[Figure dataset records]

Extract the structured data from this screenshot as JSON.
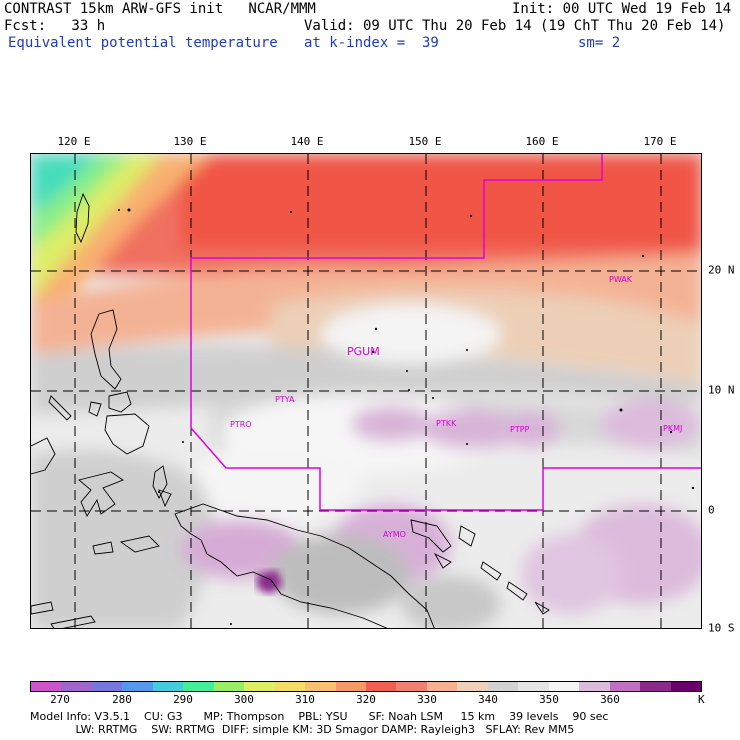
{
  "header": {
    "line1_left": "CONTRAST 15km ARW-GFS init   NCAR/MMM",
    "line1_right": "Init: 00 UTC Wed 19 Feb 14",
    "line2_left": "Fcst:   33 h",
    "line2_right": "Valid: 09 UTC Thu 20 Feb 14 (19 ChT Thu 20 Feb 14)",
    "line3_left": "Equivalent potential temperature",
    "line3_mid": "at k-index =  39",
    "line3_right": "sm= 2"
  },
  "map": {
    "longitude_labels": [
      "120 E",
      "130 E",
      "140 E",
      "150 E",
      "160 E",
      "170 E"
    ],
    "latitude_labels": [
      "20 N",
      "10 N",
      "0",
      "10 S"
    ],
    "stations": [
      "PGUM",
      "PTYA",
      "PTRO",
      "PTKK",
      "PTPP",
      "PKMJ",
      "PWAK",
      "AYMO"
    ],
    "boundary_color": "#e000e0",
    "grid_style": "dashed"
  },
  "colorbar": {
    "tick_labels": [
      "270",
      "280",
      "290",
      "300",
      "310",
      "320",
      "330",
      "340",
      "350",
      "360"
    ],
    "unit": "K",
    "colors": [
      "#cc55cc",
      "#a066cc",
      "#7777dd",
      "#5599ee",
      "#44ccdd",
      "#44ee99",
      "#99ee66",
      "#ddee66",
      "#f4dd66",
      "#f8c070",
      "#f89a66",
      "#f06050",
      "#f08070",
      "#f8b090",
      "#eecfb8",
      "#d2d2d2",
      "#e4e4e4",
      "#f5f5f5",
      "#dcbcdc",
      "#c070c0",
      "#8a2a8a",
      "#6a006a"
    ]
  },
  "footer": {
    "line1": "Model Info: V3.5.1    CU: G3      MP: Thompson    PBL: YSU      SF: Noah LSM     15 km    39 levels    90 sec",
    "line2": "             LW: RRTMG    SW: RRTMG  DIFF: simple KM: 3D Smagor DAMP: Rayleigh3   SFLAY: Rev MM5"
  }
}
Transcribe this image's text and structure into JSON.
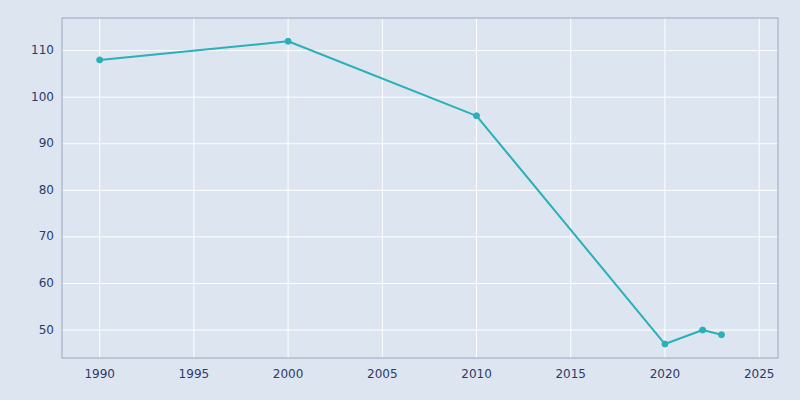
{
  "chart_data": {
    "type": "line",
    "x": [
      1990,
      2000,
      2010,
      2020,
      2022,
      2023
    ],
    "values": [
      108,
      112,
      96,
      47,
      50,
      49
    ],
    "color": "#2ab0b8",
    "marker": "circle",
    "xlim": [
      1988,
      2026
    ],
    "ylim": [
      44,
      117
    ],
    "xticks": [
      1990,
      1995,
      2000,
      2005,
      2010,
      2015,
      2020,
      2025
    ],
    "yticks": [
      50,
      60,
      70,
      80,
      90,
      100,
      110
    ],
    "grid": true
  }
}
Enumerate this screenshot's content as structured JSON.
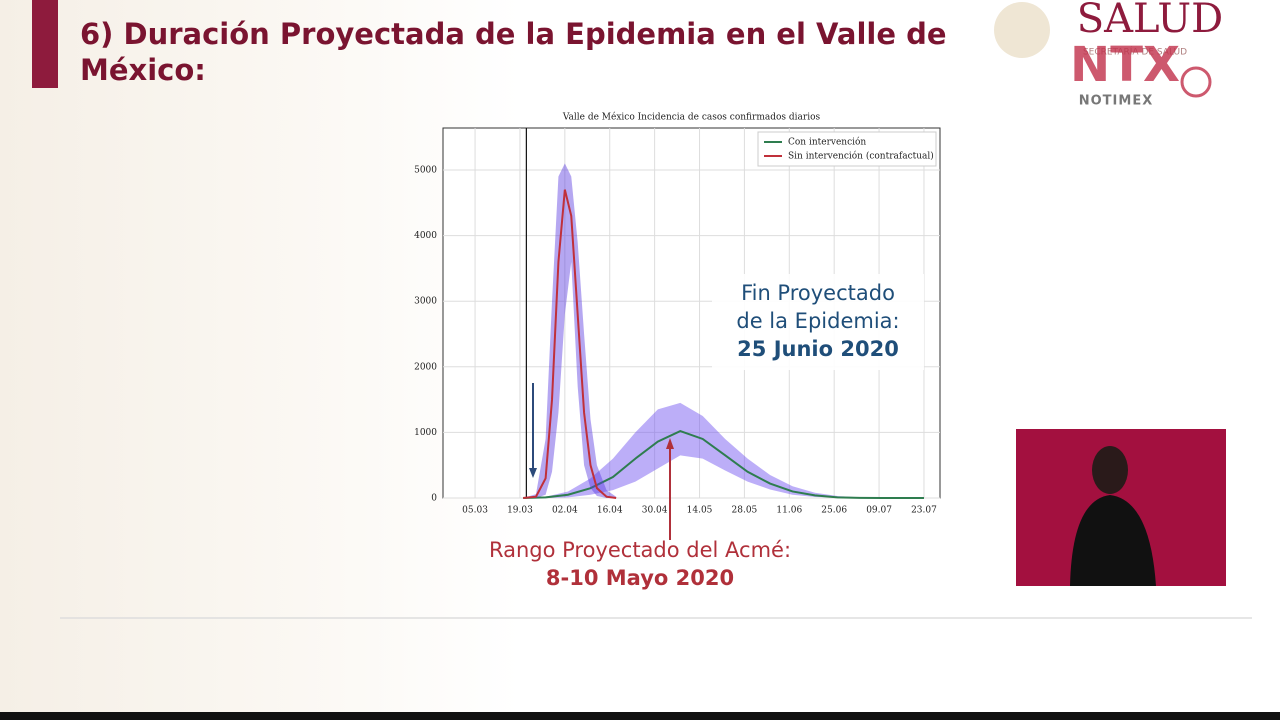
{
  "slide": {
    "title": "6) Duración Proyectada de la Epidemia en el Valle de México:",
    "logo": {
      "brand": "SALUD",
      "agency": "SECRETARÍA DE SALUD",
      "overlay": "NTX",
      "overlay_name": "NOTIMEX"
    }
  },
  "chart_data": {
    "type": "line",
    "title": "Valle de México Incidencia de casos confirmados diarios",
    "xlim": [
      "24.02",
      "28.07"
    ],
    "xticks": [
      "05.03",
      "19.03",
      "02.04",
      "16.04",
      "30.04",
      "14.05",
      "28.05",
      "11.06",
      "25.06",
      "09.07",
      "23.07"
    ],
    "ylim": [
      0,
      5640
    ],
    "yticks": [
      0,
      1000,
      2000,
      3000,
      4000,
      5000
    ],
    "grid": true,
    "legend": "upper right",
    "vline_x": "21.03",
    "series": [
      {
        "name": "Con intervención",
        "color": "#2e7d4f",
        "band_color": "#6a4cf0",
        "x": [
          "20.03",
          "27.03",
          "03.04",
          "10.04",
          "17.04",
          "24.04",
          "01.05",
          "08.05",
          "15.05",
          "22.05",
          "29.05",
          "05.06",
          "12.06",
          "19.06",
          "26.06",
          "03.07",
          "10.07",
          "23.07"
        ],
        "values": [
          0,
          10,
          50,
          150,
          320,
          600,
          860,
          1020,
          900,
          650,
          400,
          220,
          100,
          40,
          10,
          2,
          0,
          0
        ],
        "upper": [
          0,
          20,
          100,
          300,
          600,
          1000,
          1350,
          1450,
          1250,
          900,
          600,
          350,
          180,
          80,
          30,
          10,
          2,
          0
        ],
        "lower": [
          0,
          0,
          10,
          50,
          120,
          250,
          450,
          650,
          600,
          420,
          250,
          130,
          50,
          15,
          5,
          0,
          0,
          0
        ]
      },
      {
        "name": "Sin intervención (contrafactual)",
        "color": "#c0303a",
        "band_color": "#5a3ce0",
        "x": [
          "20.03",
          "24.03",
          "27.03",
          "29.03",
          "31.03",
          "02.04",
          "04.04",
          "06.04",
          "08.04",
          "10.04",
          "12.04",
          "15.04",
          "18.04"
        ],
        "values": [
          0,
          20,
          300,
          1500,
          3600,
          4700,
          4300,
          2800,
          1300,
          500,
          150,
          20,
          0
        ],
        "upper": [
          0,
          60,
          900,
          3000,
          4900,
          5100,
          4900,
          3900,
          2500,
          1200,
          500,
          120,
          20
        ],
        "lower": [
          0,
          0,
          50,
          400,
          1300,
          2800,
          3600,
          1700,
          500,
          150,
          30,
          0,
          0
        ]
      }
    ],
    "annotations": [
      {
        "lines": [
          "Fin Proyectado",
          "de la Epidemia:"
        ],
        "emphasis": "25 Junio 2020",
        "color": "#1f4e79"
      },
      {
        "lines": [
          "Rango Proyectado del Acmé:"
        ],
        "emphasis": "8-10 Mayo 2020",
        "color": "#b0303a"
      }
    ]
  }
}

Work instructions:
Copy out all the data exactly; skip the pictures.

Exercise solution:
Extract the structured data from this screenshot as JSON.
{
  "header": {
    "line1_left": "CONTRAST 15km ARW-GFS init   NCAR/MMM",
    "line1_right": "Init: 00 UTC Wed 19 Feb 14",
    "line2_left": "Fcst:   33 h",
    "line2_right": "Valid: 09 UTC Thu 20 Feb 14 (19 ChT Thu 20 Feb 14)",
    "line3_left": "Equivalent potential temperature",
    "line3_mid": "at k-index =  39",
    "line3_right": "sm= 2"
  },
  "map": {
    "longitude_labels": [
      "120 E",
      "130 E",
      "140 E",
      "150 E",
      "160 E",
      "170 E"
    ],
    "latitude_labels": [
      "20 N",
      "10 N",
      "0",
      "10 S"
    ],
    "stations": [
      "PGUM",
      "PTYA",
      "PTRO",
      "PTKK",
      "PTPP",
      "PKMJ",
      "PWAK",
      "AYMO"
    ],
    "boundary_color": "#e000e0",
    "grid_style": "dashed"
  },
  "colorbar": {
    "tick_labels": [
      "270",
      "280",
      "290",
      "300",
      "310",
      "320",
      "330",
      "340",
      "350",
      "360"
    ],
    "unit": "K",
    "colors": [
      "#cc55cc",
      "#a066cc",
      "#7777dd",
      "#5599ee",
      "#44ccdd",
      "#44ee99",
      "#99ee66",
      "#ddee66",
      "#f4dd66",
      "#f8c070",
      "#f89a66",
      "#f06050",
      "#f08070",
      "#f8b090",
      "#eecfb8",
      "#d2d2d2",
      "#e4e4e4",
      "#f5f5f5",
      "#dcbcdc",
      "#c070c0",
      "#8a2a8a",
      "#6a006a"
    ]
  },
  "footer": {
    "line1": "Model Info: V3.5.1    CU: G3      MP: Thompson    PBL: YSU      SF: Noah LSM     15 km    39 levels    90 sec",
    "line2": "             LW: RRTMG    SW: RRTMG  DIFF: simple KM: 3D Smagor DAMP: Rayleigh3   SFLAY: Rev MM5"
  }
}
Transcribe this image's text and structure into JSON.
{
  "chart_data": {
    "type": "line",
    "x": [
      1990,
      2000,
      2010,
      2020,
      2022,
      2023
    ],
    "values": [
      108,
      112,
      96,
      47,
      50,
      49
    ],
    "color": "#2ab0b8",
    "marker": "circle",
    "xlim": [
      1988,
      2026
    ],
    "ylim": [
      44,
      117
    ],
    "xticks": [
      1990,
      1995,
      2000,
      2005,
      2010,
      2015,
      2020,
      2025
    ],
    "yticks": [
      50,
      60,
      70,
      80,
      90,
      100,
      110
    ],
    "grid": true
  }
}
Enumerate this screenshot's content as structured JSON.
{
  "slide": {
    "title": "6) Duración Proyectada de la Epidemia en el Valle de México:",
    "logo": {
      "brand": "SALUD",
      "agency": "SECRETARÍA DE SALUD",
      "overlay": "NTX",
      "overlay_name": "NOTIMEX"
    }
  },
  "chart_data": {
    "type": "line",
    "title": "Valle de México Incidencia de casos confirmados diarios",
    "xlim": [
      "24.02",
      "28.07"
    ],
    "xticks": [
      "05.03",
      "19.03",
      "02.04",
      "16.04",
      "30.04",
      "14.05",
      "28.05",
      "11.06",
      "25.06",
      "09.07",
      "23.07"
    ],
    "ylim": [
      0,
      5640
    ],
    "yticks": [
      0,
      1000,
      2000,
      3000,
      4000,
      5000
    ],
    "grid": true,
    "legend": "upper right",
    "vline_x": "21.03",
    "series": [
      {
        "name": "Con intervención",
        "color": "#2e7d4f",
        "band_color": "#6a4cf0",
        "x": [
          "20.03",
          "27.03",
          "03.04",
          "10.04",
          "17.04",
          "24.04",
          "01.05",
          "08.05",
          "15.05",
          "22.05",
          "29.05",
          "05.06",
          "12.06",
          "19.06",
          "26.06",
          "03.07",
          "10.07",
          "23.07"
        ],
        "values": [
          0,
          10,
          50,
          150,
          320,
          600,
          860,
          1020,
          900,
          650,
          400,
          220,
          100,
          40,
          10,
          2,
          0,
          0
        ],
        "upper": [
          0,
          20,
          100,
          300,
          600,
          1000,
          1350,
          1450,
          1250,
          900,
          600,
          350,
          180,
          80,
          30,
          10,
          2,
          0
        ],
        "lower": [
          0,
          0,
          10,
          50,
          120,
          250,
          450,
          650,
          600,
          420,
          250,
          130,
          50,
          15,
          5,
          0,
          0,
          0
        ]
      },
      {
        "name": "Sin intervención (contrafactual)",
        "color": "#c0303a",
        "band_color": "#5a3ce0",
        "x": [
          "20.03",
          "24.03",
          "27.03",
          "29.03",
          "31.03",
          "02.04",
          "04.04",
          "06.04",
          "08.04",
          "10.04",
          "12.04",
          "15.04",
          "18.04"
        ],
        "values": [
          0,
          20,
          300,
          1500,
          3600,
          4700,
          4300,
          2800,
          1300,
          500,
          150,
          20,
          0
        ],
        "upper": [
          0,
          60,
          900,
          3000,
          4900,
          5100,
          4900,
          3900,
          2500,
          1200,
          500,
          120,
          20
        ],
        "lower": [
          0,
          0,
          50,
          400,
          1300,
          2800,
          3600,
          1700,
          500,
          150,
          30,
          0,
          0
        ]
      }
    ],
    "annotations": [
      {
        "lines": [
          "Fin Proyectado",
          "de la Epidemia:"
        ],
        "emphasis": "25 Junio 2020",
        "color": "#1f4e79"
      },
      {
        "lines": [
          "Rango Proyectado del Acmé:"
        ],
        "emphasis": "8-10 Mayo 2020",
        "color": "#b0303a"
      }
    ]
  }
}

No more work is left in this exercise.